-------- GIVEN RECORDS
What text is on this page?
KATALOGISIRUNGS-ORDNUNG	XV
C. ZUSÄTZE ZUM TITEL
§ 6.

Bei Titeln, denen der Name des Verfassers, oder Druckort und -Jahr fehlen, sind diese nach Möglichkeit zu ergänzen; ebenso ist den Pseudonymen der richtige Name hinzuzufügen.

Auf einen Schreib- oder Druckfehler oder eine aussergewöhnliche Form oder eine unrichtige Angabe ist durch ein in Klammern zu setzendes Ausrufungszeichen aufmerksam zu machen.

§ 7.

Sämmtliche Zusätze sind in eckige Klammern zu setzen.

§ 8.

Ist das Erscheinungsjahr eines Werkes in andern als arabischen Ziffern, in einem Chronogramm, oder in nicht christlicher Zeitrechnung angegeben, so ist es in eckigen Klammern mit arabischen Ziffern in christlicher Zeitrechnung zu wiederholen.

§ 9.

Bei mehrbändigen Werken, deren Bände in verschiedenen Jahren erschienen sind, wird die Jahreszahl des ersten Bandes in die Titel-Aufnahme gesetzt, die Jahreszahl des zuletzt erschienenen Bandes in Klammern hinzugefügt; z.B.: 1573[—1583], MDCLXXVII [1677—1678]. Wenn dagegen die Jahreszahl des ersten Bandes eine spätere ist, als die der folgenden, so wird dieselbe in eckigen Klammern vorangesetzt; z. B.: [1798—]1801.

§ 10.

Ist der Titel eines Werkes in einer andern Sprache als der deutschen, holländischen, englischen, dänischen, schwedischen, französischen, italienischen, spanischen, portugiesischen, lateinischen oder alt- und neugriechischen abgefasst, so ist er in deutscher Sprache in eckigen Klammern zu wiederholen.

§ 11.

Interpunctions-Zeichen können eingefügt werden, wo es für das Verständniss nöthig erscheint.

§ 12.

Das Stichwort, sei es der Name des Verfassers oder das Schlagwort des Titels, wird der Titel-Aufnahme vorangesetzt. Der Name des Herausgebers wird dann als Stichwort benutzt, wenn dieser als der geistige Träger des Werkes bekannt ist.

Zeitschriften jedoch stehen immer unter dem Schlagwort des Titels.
----------------
TASK TO COMPLETE: Tell how many lines hold the string "Titels", giving the number and nothing else.

SOLUTION BELOW: 2